== Direction ==
Only the number is needed: how many lines contain the word "марта"?

### Data in this exercise

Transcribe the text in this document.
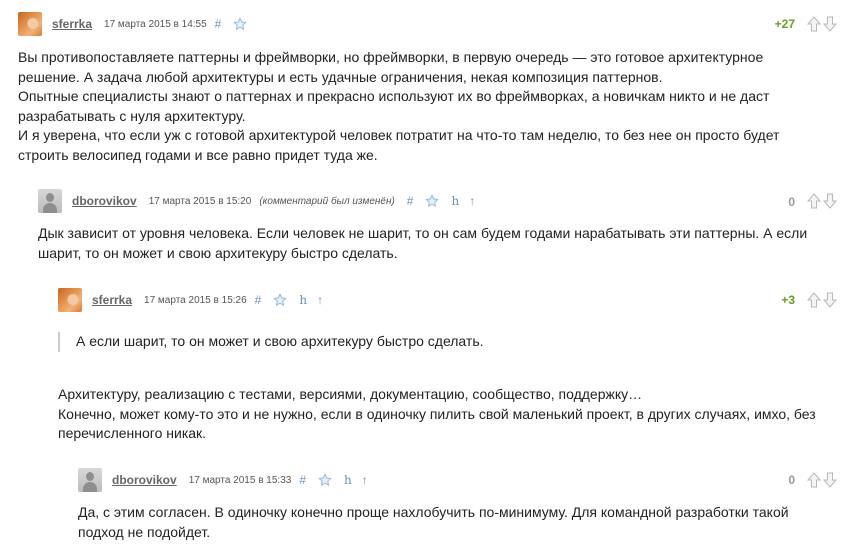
sferrka 17 марта 2015 в 14:55 #	+27

Вы противопоставляете паттерны и фреймворки, но фреймворки, в первую очередь — это готовое архитектурное решение. А задача любой архитектуры и есть удачные ограничения, некая композиция паттернов.

Опытные специалисты знают о паттернах и прекрасно используют их во фреймворках, а новичкам никто и не даст разрабатывать с нуля архитектуру.

И я уверена, что если уж с готовой архитектурой человек потратит на что-то там неделю, то без нее он просто будет строить велосипед годами и все равно придет туда же.

dborovikov 17 марта 2015 в 15:20 (комментарий был изменён) #	h ↑	0

Дык зависит от уровня человека. Если человек не шарит, то он сам будем годами нарабатывать эти паттерны. А если шарит, то он может и свою архитекуру быстро сделать.

sferrka 17 марта 2015 в 15:26 #	h ↑	+3
А если шарит, то он может и свою архитекуру быстро сделать.

Архитектуру, реализацию с тестами, версиями, документацию, сообщество, поддержку…

Конечно, может кому-то это и не нужно, если в одиночку пилить свой маленький проект, в других случаях, имхо, без перечисленного никак.

dborovikov 17 марта 2015 в 15:33 #	h ↑	0

Да, с этим согласен. В одиночку конечно проще нахлобучить по-минимуму. Для командной разработки такой подход не подойдет.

######

== Correct answer ==
4